_Records supplied:_
-- begin --
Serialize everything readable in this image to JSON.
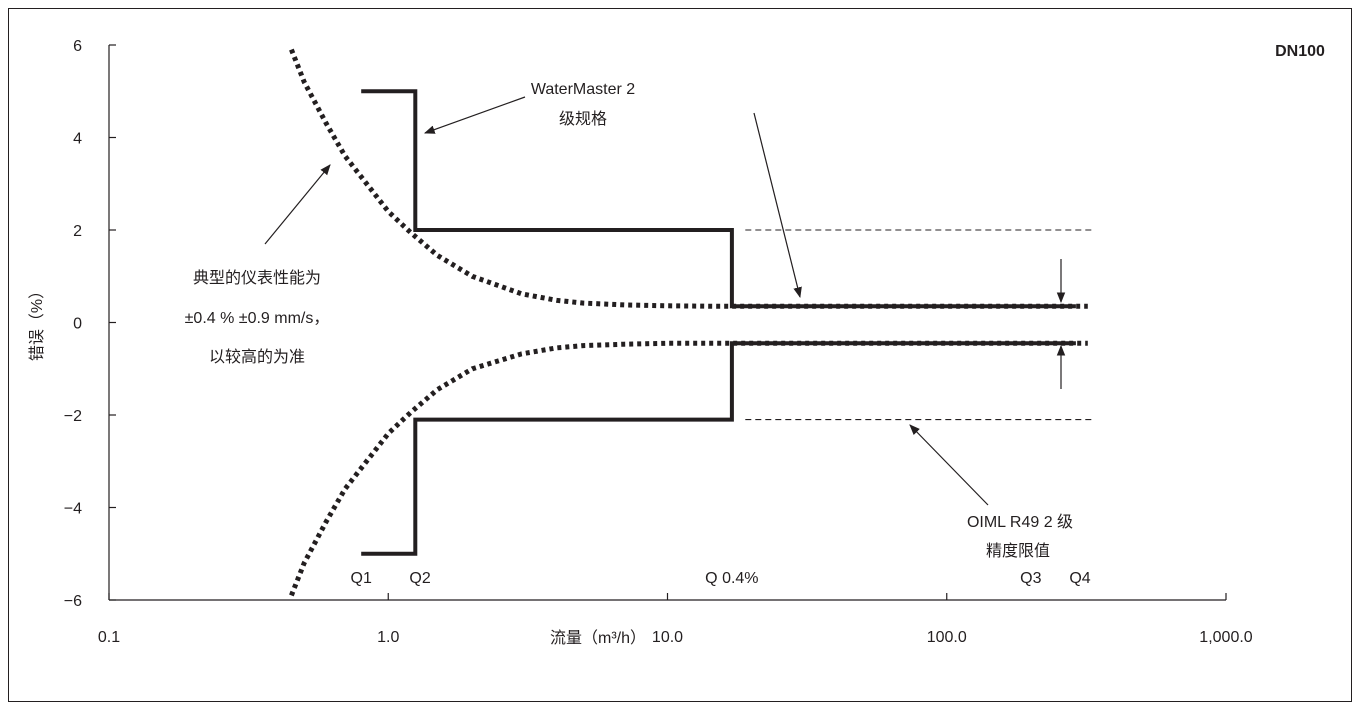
{
  "chart_data": {
    "type": "line",
    "x_scale": "log",
    "xlim": [
      0.1,
      1000
    ],
    "ylim": [
      -6,
      6
    ],
    "xlabel": "流量（m³/h）",
    "ylabel": "错误（%）",
    "x_ticks": [
      {
        "value": 0.1,
        "label": "0.1"
      },
      {
        "value": 1,
        "label": "1.0"
      },
      {
        "value": 10,
        "label": "10.0"
      },
      {
        "value": 100,
        "label": "100.0"
      },
      {
        "value": 1000,
        "label": "1,000.0"
      }
    ],
    "y_ticks": [
      {
        "value": 6,
        "label": "6"
      },
      {
        "value": 4,
        "label": "4"
      },
      {
        "value": 2,
        "label": "2"
      },
      {
        "value": 0,
        "label": "0"
      },
      {
        "value": -2,
        "label": "−2"
      },
      {
        "value": -4,
        "label": "−4"
      },
      {
        "value": -6,
        "label": "−6"
      }
    ],
    "corner_label": "DN100",
    "series": [
      {
        "role": "typical-upper",
        "style": "dotted",
        "x": [
          0.45,
          0.5,
          0.6,
          0.7,
          0.8,
          1.0,
          1.2,
          1.5,
          2,
          3,
          4,
          5,
          7,
          10,
          15,
          20,
          30,
          50,
          100,
          200,
          320
        ],
        "y": [
          5.9,
          5.2,
          4.3,
          3.6,
          3.15,
          2.4,
          1.95,
          1.45,
          1.0,
          0.62,
          0.48,
          0.42,
          0.38,
          0.36,
          0.35,
          0.35,
          0.35,
          0.35,
          0.35,
          0.35,
          0.35
        ]
      },
      {
        "role": "typical-lower",
        "style": "dotted",
        "x": [
          0.45,
          0.5,
          0.6,
          0.7,
          0.8,
          1.0,
          1.2,
          1.5,
          2,
          3,
          4,
          5,
          7,
          10,
          15,
          20,
          30,
          50,
          100,
          200,
          320
        ],
        "y": [
          -5.9,
          -5.2,
          -4.3,
          -3.6,
          -3.15,
          -2.4,
          -1.95,
          -1.45,
          -1.0,
          -0.68,
          -0.55,
          -0.5,
          -0.47,
          -0.45,
          -0.45,
          -0.45,
          -0.45,
          -0.45,
          -0.45,
          -0.45,
          -0.45
        ]
      },
      {
        "role": "spec-upper",
        "style": "solid",
        "x": [
          0.8,
          1.25,
          1.25,
          17,
          17,
          290
        ],
        "y": [
          5,
          5,
          2,
          2,
          0.35,
          0.35
        ]
      },
      {
        "role": "spec-lower",
        "style": "solid",
        "x": [
          0.8,
          1.25,
          1.25,
          17,
          17,
          290
        ],
        "y": [
          -5,
          -5,
          -2.1,
          -2.1,
          -0.45,
          -0.45
        ]
      },
      {
        "role": "oiml-upper",
        "style": "dashed",
        "x": [
          19,
          330
        ],
        "y": [
          2,
          2
        ]
      },
      {
        "role": "oiml-lower",
        "style": "dashed",
        "x": [
          19,
          330
        ],
        "y": [
          -2.1,
          -2.1
        ]
      }
    ],
    "flow_markers": [
      {
        "label": "Q1",
        "x": 0.8
      },
      {
        "label": "Q2",
        "x": 1.3
      },
      {
        "label": "Q 0.4%",
        "x": 17
      },
      {
        "label": "Q3",
        "x": 200
      },
      {
        "label": "Q4",
        "x": 300
      }
    ],
    "annotations": {
      "spec": [
        "WaterMaster 2",
        "级规格"
      ],
      "typical": [
        "典型的仪表性能为",
        "±0.4 % ±0.9 mm/s，",
        "以较高的为准"
      ],
      "oiml": [
        "OIML R49 2 级",
        "精度限值"
      ]
    }
  }
}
-- end --
_Directive:_
Of the lines in the material, how many contain the word "upper"? Reply with the number and nothing else.

_Answer to this problem:_
3